--- REQUIRED TASK ---
Give only a count of the lines that include the string "name".

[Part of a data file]
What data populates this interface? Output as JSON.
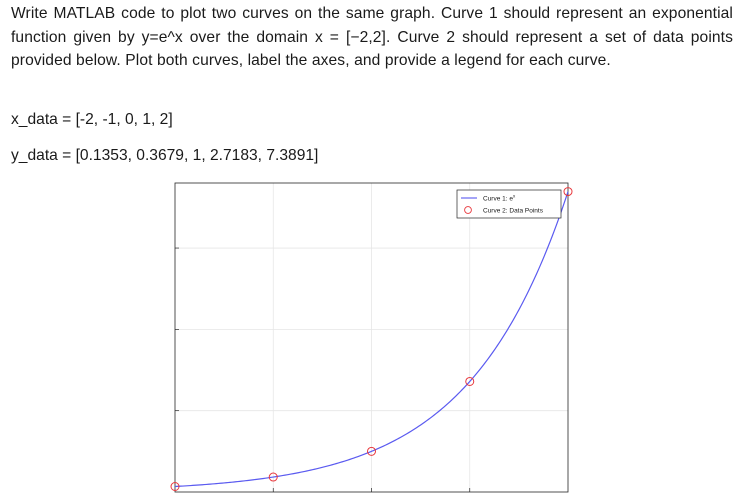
{
  "question": {
    "paragraph": "Write MATLAB code to plot two curves on the same graph. Curve 1 should represent an exponential function given by y=e^x over the domain x = [−2,2]. Curve 2 should represent a set of data points provided below. Plot both curves, label the axes, and provide a legend for each curve.",
    "x_data_line": "x_data = [-2, -1, 0, 1, 2]",
    "y_data_line": "y_data = [0.1353, 0.3679, 1, 2.7183, 7.3891]"
  },
  "chart_data": {
    "type": "line",
    "xlim": [
      -2,
      2
    ],
    "ylim": [
      0,
      7.6
    ],
    "grid": true,
    "legend_placement": "top-right",
    "series": [
      {
        "name": "Curve 1: e^x",
        "kind": "line",
        "function": "exp",
        "x_range": [
          -2,
          2
        ],
        "color": "#5a5af0"
      },
      {
        "name": "Curve 2: Data Points",
        "kind": "markers",
        "marker": "circle",
        "color": "#e8383d",
        "x": [
          -2,
          -1,
          0,
          1,
          2
        ],
        "y": [
          0.1353,
          0.3679,
          1,
          2.7183,
          7.3891
        ]
      }
    ],
    "legend": {
      "curve1_prefix": "Curve 1: e",
      "curve1_sup": "x",
      "curve2": "Curve 2: Data Points"
    }
  }
}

--- ANSWER TO THE TASK ---
2